Directions
Return all lines from the listing below in which the string "nikt" occurs.

— start Material for the task —

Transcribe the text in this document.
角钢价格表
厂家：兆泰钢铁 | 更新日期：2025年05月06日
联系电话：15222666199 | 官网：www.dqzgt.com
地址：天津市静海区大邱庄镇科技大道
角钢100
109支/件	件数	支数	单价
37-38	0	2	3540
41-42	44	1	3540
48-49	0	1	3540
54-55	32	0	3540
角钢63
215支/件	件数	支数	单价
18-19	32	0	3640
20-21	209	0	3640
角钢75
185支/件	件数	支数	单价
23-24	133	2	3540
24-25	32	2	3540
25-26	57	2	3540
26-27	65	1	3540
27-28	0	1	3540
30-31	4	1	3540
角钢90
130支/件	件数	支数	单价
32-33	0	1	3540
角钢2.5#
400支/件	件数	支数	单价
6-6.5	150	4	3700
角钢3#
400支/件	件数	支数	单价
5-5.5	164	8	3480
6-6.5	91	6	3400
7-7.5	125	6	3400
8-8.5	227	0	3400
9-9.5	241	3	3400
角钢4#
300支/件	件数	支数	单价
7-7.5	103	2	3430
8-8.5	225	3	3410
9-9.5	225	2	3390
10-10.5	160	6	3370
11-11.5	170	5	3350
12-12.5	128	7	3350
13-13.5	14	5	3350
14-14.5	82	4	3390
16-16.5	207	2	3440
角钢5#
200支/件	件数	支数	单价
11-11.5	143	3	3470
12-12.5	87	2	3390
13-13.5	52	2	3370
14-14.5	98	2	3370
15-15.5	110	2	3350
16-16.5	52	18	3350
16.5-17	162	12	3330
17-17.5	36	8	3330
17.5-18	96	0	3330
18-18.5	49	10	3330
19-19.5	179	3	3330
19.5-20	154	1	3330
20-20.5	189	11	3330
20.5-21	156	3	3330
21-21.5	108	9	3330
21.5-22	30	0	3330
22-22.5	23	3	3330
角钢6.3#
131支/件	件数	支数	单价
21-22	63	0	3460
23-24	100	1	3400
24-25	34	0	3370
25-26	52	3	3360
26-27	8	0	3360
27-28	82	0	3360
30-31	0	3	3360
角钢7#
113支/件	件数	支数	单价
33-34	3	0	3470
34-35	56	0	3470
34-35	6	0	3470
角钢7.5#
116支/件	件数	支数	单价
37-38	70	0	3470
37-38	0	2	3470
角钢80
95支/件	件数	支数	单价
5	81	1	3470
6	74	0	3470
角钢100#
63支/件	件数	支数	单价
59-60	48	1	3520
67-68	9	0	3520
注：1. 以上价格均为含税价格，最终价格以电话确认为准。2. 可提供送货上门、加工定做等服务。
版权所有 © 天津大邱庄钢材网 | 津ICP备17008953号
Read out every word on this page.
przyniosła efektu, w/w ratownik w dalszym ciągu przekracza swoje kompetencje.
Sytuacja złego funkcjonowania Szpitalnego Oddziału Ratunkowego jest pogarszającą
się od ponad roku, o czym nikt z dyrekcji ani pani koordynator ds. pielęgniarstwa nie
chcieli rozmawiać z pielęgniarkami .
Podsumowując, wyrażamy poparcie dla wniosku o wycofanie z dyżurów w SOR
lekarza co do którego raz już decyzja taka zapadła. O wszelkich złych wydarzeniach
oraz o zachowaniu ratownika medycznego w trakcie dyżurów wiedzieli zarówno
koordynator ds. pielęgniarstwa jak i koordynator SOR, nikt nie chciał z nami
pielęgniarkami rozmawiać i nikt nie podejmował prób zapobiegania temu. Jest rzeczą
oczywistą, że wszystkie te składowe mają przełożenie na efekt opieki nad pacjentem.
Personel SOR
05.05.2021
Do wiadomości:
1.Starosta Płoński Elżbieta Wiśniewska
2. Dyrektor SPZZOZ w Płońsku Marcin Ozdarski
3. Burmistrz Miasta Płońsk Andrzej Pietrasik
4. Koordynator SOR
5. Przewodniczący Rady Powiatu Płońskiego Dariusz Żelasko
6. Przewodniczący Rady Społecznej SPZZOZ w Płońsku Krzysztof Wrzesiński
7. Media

— end Material for the task —

Correct response
się od ponad roku, o czym nikt z dyrekcji ani pani koordynator ds. pielęgniarstwa nie
koordynator ds. pielęgniarstwa jak i koordynator SOR, nikt nie chciał z nami
pielęgniarkami rozmawiać i nikt nie podejmował prób zapobiegania temu. Jest rzeczą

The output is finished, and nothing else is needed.